INFORMATION GIVEN:
───

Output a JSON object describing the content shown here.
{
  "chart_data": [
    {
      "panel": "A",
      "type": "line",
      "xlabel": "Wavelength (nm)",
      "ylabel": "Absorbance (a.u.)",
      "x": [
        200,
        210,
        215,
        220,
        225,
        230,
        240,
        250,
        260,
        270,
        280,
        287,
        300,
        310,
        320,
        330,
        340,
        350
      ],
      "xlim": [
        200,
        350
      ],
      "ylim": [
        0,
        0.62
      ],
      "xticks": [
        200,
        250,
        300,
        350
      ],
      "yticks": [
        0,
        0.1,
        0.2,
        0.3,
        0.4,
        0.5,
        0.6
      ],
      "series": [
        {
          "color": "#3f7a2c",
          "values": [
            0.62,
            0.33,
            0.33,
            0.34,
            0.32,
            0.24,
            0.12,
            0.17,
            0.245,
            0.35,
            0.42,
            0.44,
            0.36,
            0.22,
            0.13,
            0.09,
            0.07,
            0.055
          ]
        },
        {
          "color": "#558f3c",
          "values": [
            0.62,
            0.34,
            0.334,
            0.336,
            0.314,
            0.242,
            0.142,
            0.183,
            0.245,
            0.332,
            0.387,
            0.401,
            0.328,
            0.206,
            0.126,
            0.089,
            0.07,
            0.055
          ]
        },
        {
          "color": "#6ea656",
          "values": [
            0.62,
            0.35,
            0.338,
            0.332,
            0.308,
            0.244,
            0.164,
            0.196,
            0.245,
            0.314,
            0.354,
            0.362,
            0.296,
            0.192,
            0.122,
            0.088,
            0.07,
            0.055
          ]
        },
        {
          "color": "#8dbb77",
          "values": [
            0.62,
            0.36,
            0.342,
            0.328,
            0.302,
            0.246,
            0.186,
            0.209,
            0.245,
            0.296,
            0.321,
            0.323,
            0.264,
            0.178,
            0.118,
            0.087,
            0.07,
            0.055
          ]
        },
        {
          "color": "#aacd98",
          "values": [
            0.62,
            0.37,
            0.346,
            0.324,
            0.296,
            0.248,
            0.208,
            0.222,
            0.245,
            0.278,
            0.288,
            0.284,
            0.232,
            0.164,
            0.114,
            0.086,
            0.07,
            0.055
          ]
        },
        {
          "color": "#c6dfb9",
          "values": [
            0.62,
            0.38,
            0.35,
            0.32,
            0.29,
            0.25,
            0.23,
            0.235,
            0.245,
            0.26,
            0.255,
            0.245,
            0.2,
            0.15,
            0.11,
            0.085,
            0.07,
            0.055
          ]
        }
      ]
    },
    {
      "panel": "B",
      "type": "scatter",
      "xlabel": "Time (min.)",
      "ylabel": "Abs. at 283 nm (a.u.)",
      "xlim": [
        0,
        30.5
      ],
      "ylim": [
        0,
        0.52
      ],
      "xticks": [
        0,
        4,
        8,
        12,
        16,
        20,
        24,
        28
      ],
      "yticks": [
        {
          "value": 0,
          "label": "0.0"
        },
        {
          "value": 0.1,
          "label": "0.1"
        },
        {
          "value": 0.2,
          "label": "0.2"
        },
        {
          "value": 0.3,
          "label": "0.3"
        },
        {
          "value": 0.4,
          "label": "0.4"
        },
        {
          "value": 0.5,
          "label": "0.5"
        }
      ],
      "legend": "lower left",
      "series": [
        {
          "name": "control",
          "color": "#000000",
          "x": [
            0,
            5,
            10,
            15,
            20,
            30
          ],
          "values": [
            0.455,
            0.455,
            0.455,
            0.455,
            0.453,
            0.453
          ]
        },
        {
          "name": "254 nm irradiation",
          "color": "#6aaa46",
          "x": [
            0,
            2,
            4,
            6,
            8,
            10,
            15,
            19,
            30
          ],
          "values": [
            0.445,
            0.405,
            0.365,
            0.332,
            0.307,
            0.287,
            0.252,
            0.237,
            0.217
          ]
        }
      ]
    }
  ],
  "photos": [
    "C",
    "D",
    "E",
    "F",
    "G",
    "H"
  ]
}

───

EXERCISE: Copy out the material above in its entirety. Every detail must match.

COMPLETED TASK:
Output a JSON object describing the content shown here.
{
  "chart_data": [
    {
      "panel": "A",
      "type": "line",
      "xlabel": "Wavelength (nm)",
      "ylabel": "Absorbance (a.u.)",
      "x": [
        200,
        210,
        215,
        220,
        225,
        230,
        240,
        250,
        260,
        270,
        280,
        287,
        300,
        310,
        320,
        330,
        340,
        350
      ],
      "xlim": [
        200,
        350
      ],
      "ylim": [
        0,
        0.62
      ],
      "xticks": [
        200,
        250,
        300,
        350
      ],
      "yticks": [
        0,
        0.1,
        0.2,
        0.3,
        0.4,
        0.5,
        0.6
      ],
      "series": [
        {
          "color": "#3f7a2c",
          "values": [
            0.62,
            0.33,
            0.33,
            0.34,
            0.32,
            0.24,
            0.12,
            0.17,
            0.245,
            0.35,
            0.42,
            0.44,
            0.36,
            0.22,
            0.13,
            0.09,
            0.07,
            0.055
          ]
        },
        {
          "color": "#558f3c",
          "values": [
            0.62,
            0.34,
            0.334,
            0.336,
            0.314,
            0.242,
            0.142,
            0.183,
            0.245,
            0.332,
            0.387,
            0.401,
            0.328,
            0.206,
            0.126,
            0.089,
            0.07,
            0.055
          ]
        },
        {
          "color": "#6ea656",
          "values": [
            0.62,
            0.35,
            0.338,
            0.332,
            0.308,
            0.244,
            0.164,
            0.196,
            0.245,
            0.314,
            0.354,
            0.362,
            0.296,
            0.192,
            0.122,
            0.088,
            0.07,
            0.055
          ]
        },
        {
          "color": "#8dbb77",
          "values": [
            0.62,
            0.36,
            0.342,
            0.328,
            0.302,
            0.246,
            0.186,
            0.209,
            0.245,
            0.296,
            0.321,
            0.323,
            0.264,
            0.178,
            0.118,
            0.087,
            0.07,
            0.055
          ]
        },
        {
          "color": "#aacd98",
          "values": [
            0.62,
            0.37,
            0.346,
            0.324,
            0.296,
            0.248,
            0.208,
            0.222,
            0.245,
            0.278,
            0.288,
            0.284,
            0.232,
            0.164,
            0.114,
            0.086,
            0.07,
            0.055
          ]
        },
        {
          "color": "#c6dfb9",
          "values": [
            0.62,
            0.38,
            0.35,
            0.32,
            0.29,
            0.25,
            0.23,
            0.235,
            0.245,
            0.26,
            0.255,
            0.245,
            0.2,
            0.15,
            0.11,
            0.085,
            0.07,
            0.055
          ]
        }
      ]
    },
    {
      "panel": "B",
      "type": "scatter",
      "xlabel": "Time (min.)",
      "ylabel": "Abs. at 283 nm (a.u.)",
      "xlim": [
        0,
        30.5
      ],
      "ylim": [
        0,
        0.52
      ],
      "xticks": [
        0,
        4,
        8,
        12,
        16,
        20,
        24,
        28
      ],
      "yticks": [
        {
          "value": 0,
          "label": "0.0"
        },
        {
          "value": 0.1,
          "label": "0.1"
        },
        {
          "value": 0.2,
          "label": "0.2"
        },
        {
          "value": 0.3,
          "label": "0.3"
        },
        {
          "value": 0.4,
          "label": "0.4"
        },
        {
          "value": 0.5,
          "label": "0.5"
        }
      ],
      "legend": "lower left",
      "series": [
        {
          "name": "control",
          "color": "#000000",
          "x": [
            0,
            5,
            10,
            15,
            20,
            30
          ],
          "values": [
            0.455,
            0.455,
            0.455,
            0.455,
            0.453,
            0.453
          ]
        },
        {
          "name": "254 nm irradiation",
          "color": "#6aaa46",
          "x": [
            0,
            2,
            4,
            6,
            8,
            10,
            15,
            19,
            30
          ],
          "values": [
            0.445,
            0.405,
            0.365,
            0.332,
            0.307,
            0.287,
            0.252,
            0.237,
            0.217
          ]
        }
      ]
    }
  ],
  "photos": [
    "C",
    "D",
    "E",
    "F",
    "G",
    "H"
  ]
}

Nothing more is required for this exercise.